### Short task
Copy every line from the material below that holds "Sybil".

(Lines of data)

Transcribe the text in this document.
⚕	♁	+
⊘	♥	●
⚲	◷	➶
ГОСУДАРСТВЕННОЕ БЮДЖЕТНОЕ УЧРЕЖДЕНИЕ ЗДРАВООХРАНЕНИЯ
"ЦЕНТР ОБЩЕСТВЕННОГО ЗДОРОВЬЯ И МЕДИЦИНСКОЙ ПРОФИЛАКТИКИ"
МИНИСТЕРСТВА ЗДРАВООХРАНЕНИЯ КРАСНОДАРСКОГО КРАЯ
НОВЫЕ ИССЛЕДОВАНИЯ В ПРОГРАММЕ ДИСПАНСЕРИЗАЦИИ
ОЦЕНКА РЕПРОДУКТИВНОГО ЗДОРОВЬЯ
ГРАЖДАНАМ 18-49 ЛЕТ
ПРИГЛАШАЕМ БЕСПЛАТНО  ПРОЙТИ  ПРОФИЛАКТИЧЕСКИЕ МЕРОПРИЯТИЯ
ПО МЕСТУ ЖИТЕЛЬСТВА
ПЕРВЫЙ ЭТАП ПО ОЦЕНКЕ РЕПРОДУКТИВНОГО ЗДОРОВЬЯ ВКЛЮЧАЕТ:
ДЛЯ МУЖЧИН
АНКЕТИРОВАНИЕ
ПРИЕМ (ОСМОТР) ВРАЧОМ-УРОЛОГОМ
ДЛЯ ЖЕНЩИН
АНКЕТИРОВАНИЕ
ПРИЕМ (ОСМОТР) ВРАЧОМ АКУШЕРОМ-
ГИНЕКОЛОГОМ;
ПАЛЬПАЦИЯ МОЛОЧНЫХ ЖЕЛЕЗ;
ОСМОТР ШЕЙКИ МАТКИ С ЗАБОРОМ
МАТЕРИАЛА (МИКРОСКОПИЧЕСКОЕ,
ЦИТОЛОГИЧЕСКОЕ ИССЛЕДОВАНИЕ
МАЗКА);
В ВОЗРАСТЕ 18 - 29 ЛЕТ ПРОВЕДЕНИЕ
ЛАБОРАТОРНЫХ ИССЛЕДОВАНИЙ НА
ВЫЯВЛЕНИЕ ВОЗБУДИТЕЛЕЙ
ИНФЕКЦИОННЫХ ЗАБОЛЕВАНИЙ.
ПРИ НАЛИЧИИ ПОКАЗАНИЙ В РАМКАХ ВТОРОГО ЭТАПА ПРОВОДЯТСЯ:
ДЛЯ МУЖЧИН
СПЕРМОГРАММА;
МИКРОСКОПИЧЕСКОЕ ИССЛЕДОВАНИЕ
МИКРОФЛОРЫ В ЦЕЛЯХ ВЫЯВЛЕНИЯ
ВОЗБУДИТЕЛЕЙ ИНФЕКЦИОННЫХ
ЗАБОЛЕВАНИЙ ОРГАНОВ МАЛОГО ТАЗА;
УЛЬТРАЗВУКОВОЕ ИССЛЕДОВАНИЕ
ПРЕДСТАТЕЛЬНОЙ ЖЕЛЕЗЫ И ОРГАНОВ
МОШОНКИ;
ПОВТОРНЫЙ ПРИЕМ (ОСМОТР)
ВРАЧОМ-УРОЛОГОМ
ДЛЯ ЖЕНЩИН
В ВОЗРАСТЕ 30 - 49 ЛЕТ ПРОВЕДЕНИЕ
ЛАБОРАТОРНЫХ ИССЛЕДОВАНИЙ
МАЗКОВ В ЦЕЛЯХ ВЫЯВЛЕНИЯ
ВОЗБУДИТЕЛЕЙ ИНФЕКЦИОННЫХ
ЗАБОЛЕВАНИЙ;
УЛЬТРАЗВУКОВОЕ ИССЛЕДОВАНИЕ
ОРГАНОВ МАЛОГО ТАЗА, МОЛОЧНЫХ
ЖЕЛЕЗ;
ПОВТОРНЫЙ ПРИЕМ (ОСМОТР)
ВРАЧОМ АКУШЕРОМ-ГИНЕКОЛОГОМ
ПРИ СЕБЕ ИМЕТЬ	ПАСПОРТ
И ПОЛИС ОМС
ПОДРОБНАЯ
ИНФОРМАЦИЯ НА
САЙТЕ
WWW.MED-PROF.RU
---
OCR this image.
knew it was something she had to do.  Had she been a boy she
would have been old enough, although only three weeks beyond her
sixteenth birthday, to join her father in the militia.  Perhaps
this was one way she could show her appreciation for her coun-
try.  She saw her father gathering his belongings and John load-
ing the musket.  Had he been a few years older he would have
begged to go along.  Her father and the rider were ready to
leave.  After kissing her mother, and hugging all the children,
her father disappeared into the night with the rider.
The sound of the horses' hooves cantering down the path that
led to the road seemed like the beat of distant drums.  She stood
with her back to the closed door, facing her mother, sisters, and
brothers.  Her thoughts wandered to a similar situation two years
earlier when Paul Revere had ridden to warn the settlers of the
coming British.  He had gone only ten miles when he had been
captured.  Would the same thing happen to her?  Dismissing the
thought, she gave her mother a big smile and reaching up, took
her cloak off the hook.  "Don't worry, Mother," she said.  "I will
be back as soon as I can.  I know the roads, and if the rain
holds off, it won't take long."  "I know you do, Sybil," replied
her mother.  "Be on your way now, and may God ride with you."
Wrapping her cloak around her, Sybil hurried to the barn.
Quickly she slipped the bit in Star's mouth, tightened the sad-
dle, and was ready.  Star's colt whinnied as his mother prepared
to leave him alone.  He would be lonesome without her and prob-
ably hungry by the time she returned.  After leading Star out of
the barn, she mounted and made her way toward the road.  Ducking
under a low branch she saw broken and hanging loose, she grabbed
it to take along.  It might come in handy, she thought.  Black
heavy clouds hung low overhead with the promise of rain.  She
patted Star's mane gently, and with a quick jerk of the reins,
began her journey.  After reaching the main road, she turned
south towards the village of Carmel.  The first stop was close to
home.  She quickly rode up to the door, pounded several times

### Answer in full
holds off, it won't take long."  "I know you do, Sybil," replied
Wrapping her cloak around her, Sybil hurried to the barn.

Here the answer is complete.